Gather up the lines with the word "Отправить" in them.

> [RAW DATA]
++++++++
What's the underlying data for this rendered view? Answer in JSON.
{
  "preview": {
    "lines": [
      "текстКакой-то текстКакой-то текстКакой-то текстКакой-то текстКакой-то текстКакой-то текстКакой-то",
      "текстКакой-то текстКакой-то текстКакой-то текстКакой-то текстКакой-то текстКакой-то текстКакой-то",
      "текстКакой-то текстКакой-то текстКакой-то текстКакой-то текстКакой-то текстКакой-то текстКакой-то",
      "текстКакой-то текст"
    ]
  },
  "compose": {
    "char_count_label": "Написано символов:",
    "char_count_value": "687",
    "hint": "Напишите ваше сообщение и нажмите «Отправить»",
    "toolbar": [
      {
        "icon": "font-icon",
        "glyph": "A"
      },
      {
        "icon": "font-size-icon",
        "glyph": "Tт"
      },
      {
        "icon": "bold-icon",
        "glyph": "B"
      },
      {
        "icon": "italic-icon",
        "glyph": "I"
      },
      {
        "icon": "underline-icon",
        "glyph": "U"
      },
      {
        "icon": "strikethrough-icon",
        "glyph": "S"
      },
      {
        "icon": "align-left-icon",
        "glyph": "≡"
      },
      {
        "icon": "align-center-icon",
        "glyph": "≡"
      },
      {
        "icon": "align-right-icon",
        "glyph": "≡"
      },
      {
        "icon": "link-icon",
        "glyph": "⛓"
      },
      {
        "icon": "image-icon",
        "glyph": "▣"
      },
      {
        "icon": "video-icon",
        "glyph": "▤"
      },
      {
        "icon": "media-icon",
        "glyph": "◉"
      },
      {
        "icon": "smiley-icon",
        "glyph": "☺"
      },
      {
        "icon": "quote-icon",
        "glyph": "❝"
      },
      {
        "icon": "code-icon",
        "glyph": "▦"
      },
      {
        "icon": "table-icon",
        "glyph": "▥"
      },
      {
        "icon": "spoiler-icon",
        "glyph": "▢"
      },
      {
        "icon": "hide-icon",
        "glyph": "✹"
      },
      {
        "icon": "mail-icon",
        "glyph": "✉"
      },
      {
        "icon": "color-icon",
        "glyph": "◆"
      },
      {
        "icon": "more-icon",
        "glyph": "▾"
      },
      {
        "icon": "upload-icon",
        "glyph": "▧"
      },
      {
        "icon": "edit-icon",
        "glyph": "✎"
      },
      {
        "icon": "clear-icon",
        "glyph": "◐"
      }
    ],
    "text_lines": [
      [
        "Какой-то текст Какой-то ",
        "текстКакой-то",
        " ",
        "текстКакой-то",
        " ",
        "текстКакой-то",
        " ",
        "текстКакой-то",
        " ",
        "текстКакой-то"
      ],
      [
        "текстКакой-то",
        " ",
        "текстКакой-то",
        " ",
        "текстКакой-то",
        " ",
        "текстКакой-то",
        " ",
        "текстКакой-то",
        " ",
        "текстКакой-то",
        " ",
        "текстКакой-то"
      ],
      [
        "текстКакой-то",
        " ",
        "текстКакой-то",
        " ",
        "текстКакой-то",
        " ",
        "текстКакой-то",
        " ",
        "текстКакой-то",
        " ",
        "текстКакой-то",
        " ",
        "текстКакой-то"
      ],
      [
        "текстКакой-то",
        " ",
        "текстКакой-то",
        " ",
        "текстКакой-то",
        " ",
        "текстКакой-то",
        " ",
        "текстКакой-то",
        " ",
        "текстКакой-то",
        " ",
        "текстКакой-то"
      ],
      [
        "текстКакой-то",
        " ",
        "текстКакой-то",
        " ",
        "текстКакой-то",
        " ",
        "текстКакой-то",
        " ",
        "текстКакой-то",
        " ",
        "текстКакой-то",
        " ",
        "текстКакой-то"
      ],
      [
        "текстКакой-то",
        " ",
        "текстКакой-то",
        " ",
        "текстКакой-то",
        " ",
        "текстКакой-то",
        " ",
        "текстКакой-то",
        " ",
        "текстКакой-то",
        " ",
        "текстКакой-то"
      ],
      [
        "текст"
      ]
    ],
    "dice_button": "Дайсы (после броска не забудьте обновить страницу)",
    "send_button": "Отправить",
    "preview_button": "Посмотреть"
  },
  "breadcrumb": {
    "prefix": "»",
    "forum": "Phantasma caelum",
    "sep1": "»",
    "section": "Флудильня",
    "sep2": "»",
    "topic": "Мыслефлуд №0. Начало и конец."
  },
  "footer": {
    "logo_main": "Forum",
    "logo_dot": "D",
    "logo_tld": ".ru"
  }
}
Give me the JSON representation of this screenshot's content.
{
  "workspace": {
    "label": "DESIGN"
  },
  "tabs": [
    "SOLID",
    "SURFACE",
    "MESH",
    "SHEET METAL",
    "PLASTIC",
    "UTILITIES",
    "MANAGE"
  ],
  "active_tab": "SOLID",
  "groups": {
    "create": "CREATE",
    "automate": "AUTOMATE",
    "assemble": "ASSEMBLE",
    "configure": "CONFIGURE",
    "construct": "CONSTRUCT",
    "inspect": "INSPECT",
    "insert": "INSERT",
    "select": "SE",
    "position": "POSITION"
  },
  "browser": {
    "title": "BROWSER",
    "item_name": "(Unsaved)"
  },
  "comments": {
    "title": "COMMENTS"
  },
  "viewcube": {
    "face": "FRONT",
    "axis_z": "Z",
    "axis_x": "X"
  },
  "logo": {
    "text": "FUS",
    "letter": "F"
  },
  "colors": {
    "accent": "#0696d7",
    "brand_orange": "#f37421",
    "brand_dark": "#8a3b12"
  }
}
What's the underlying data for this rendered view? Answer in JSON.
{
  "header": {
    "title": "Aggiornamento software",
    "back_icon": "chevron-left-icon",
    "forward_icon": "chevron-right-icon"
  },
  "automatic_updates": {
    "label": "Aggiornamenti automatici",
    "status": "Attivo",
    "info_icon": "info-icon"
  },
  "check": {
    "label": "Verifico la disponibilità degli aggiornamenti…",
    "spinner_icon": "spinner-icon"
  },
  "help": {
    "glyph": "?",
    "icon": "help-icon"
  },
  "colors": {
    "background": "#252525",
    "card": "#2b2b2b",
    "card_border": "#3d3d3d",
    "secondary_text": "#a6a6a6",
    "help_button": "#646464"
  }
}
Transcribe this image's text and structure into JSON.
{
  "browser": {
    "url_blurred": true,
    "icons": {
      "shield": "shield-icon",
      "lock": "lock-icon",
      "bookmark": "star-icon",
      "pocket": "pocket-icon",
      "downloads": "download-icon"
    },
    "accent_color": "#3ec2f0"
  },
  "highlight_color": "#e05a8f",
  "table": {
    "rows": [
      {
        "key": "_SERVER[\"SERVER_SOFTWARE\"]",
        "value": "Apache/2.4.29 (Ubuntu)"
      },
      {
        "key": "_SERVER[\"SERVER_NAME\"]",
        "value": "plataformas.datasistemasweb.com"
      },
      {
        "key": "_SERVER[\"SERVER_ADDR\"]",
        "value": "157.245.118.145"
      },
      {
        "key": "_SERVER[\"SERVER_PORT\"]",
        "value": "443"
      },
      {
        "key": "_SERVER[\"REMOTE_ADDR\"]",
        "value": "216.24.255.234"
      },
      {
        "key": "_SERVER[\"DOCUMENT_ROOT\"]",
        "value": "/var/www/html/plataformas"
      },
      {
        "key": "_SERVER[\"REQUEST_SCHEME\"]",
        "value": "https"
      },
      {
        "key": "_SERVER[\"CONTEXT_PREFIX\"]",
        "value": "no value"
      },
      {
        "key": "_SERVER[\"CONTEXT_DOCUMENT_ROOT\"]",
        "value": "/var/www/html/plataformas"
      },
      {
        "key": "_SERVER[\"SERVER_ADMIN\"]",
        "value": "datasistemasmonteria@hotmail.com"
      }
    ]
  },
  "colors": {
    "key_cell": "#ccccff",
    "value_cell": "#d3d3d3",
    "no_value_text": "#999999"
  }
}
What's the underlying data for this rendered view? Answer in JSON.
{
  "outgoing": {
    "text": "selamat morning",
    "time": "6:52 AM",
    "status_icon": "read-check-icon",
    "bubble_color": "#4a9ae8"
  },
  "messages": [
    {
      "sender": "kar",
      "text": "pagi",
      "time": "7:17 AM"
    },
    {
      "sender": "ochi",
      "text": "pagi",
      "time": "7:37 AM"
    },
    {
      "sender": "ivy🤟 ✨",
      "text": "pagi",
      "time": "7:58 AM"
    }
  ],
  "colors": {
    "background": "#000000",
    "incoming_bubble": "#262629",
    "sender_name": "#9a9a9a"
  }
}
++++++++
> [RESPONSE TO THE EXERCISE]
    "hint": "Напишите ваше сообщение и нажмите «Отправить»",
    "send_button": "Отправить",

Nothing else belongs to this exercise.